(Stored data entries)

◇ ◇ ◇ ◇ ◇ ◇ ◇

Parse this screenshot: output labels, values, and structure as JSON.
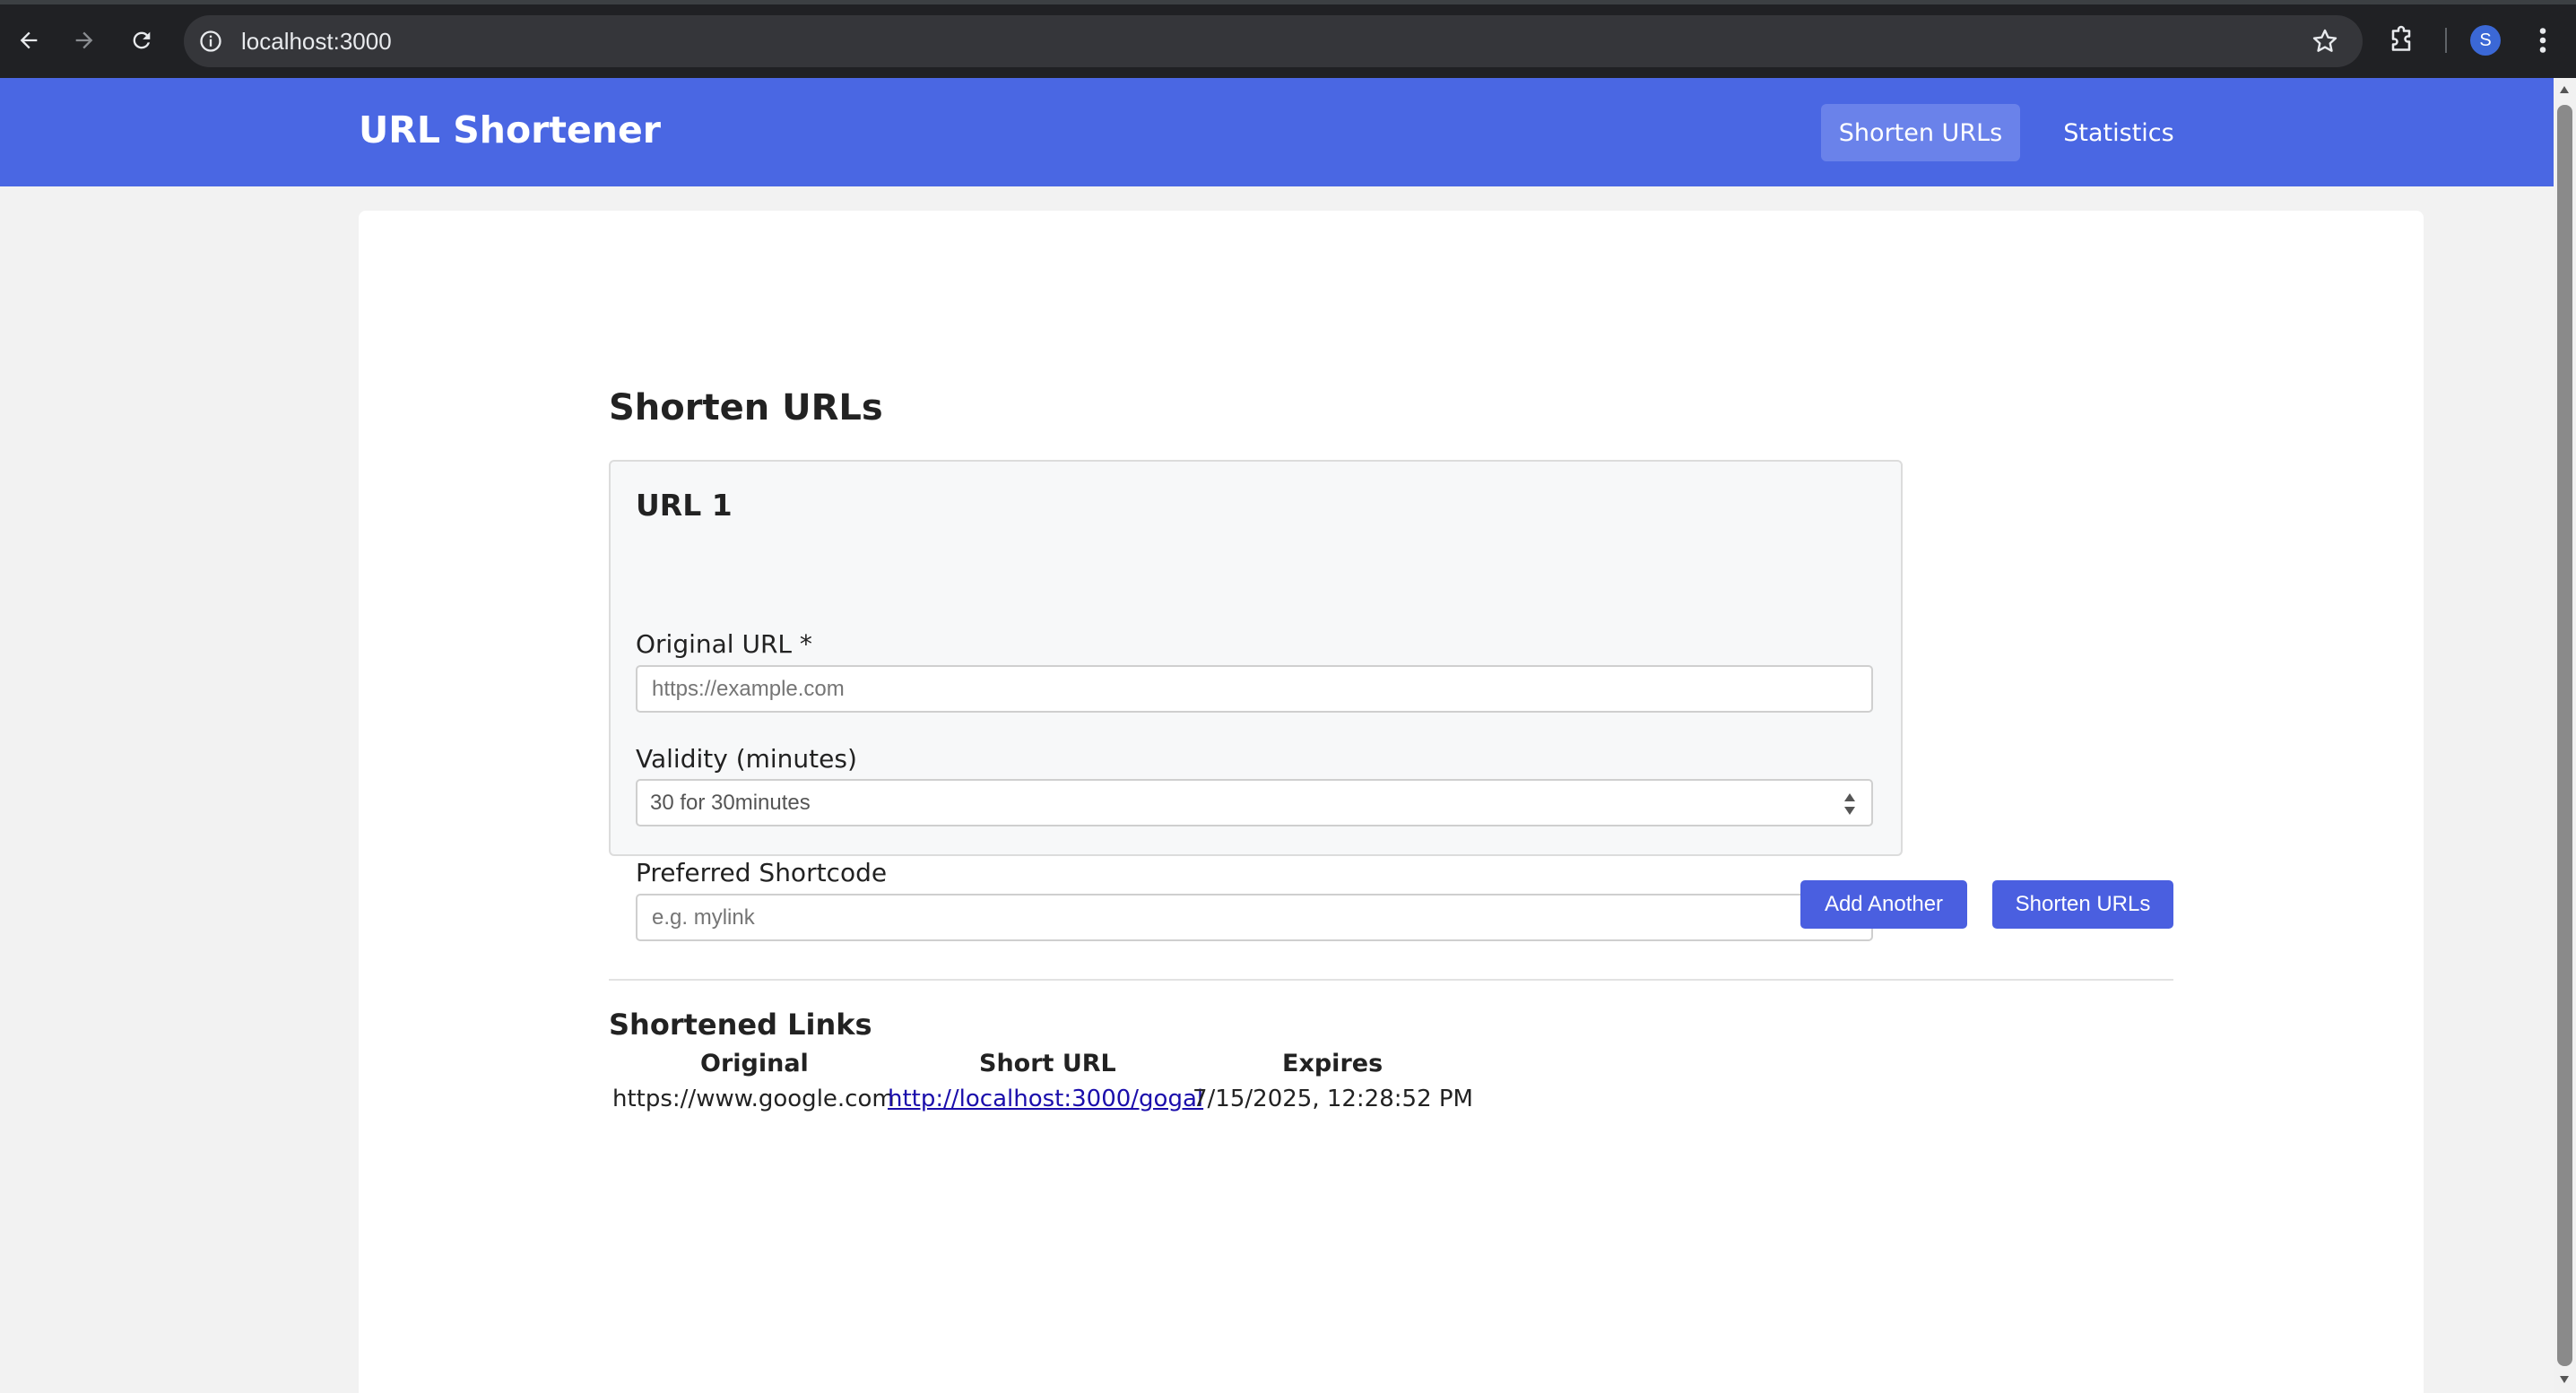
{
  "browser": {
    "url": "localhost:3000",
    "profile_initial": "S",
    "icons": [
      "back-icon",
      "forward-icon",
      "reload-icon",
      "info-icon",
      "star-icon",
      "extensions-icon",
      "more-icon"
    ]
  },
  "header": {
    "brand": "URL Shortener",
    "nav": [
      {
        "label": "Shorten URLs",
        "active": true
      },
      {
        "label": "Statistics",
        "active": false
      }
    ],
    "color": "#4a67e3"
  },
  "form": {
    "title": "Shorten URLs",
    "entry_title": "URL 1",
    "original_label": "Original URL *",
    "original_placeholder": "https://example.com",
    "validity_label": "Validity (minutes)",
    "validity_value": "30 for 30minutes",
    "shortcode_label": "Preferred Shortcode",
    "shortcode_placeholder": "e.g. mylink",
    "add_button": "Add Another",
    "submit_button": "Shorten URLs",
    "button_color": "#4a5fe0"
  },
  "results": {
    "title": "Shortened Links",
    "columns": [
      "Original",
      "Short URL",
      "Expires"
    ],
    "rows": [
      {
        "original": "https://www.google.com",
        "short": "http://localhost:3000/gogal",
        "expires": "7/15/2025, 12:28:52 PM"
      }
    ]
  }
}
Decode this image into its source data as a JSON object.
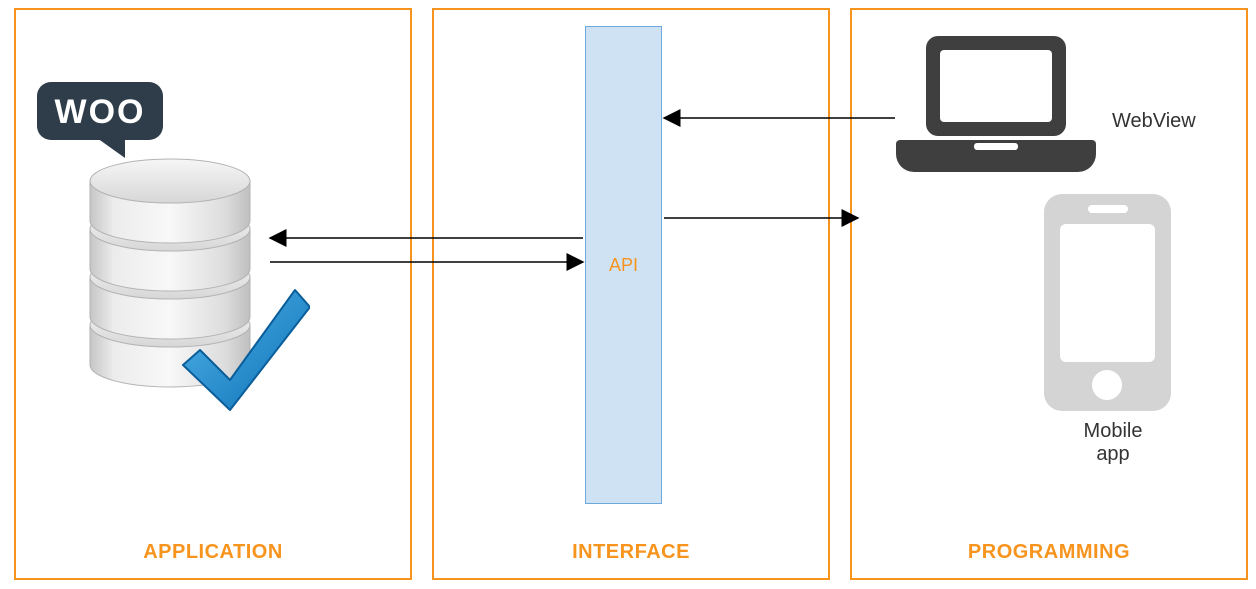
{
  "panels": {
    "application": {
      "title": "APPLICATION"
    },
    "interface": {
      "title": "INTERFACE"
    },
    "programming": {
      "title": "PROGRAMMING"
    }
  },
  "api_label": "API",
  "woo_label": "WOO",
  "webview_label": "WebView",
  "mobile_app_label": "Mobile\napp",
  "colors": {
    "accent": "#F7941E",
    "api_fill": "#CFE2F3",
    "api_border": "#6FA8DC",
    "laptop": "#3f3f3f",
    "phone": "#d4d4d4",
    "db_light": "#ebebeb",
    "db_mid": "#d7d7d7",
    "db_dark": "#bcbcbc",
    "check": "#1f8fd6",
    "woo_bg": "#2f3c4a"
  }
}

◇ ◇ ◇ ◇ ◇ ◇ ◇

Your task is to copy the entries in full and exactly, without any images.

▶ [Task result]
Parse this screenshot: output labels, values, and structure as JSON.
{
  "browser": {
    "url": "localhost:3000",
    "profile_initial": "S",
    "icons": [
      "back-icon",
      "forward-icon",
      "reload-icon",
      "info-icon",
      "star-icon",
      "extensions-icon",
      "more-icon"
    ]
  },
  "header": {
    "brand": "URL Shortener",
    "nav": [
      {
        "label": "Shorten URLs",
        "active": true
      },
      {
        "label": "Statistics",
        "active": false
      }
    ],
    "color": "#4a67e3"
  },
  "form": {
    "title": "Shorten URLs",
    "entry_title": "URL 1",
    "original_label": "Original URL *",
    "original_placeholder": "https://example.com",
    "validity_label": "Validity (minutes)",
    "validity_value": "30 for 30minutes",
    "shortcode_label": "Preferred Shortcode",
    "shortcode_placeholder": "e.g. mylink",
    "add_button": "Add Another",
    "submit_button": "Shorten URLs",
    "button_color": "#4a5fe0"
  },
  "results": {
    "title": "Shortened Links",
    "columns": [
      "Original",
      "Short URL",
      "Expires"
    ],
    "rows": [
      {
        "original": "https://www.google.com",
        "short": "http://localhost:3000/gogal",
        "expires": "7/15/2025, 12:28:52 PM"
      }
    ]
  }
}
Decode this image into its source data as a JSON object.
{
  "panels": {
    "application": {
      "title": "APPLICATION"
    },
    "interface": {
      "title": "INTERFACE"
    },
    "programming": {
      "title": "PROGRAMMING"
    }
  },
  "api_label": "API",
  "woo_label": "WOO",
  "webview_label": "WebView",
  "mobile_app_label": "Mobile\napp",
  "colors": {
    "accent": "#F7941E",
    "api_fill": "#CFE2F3",
    "api_border": "#6FA8DC",
    "laptop": "#3f3f3f",
    "phone": "#d4d4d4",
    "db_light": "#ebebeb",
    "db_mid": "#d7d7d7",
    "db_dark": "#bcbcbc",
    "check": "#1f8fd6",
    "woo_bg": "#2f3c4a"
  }
}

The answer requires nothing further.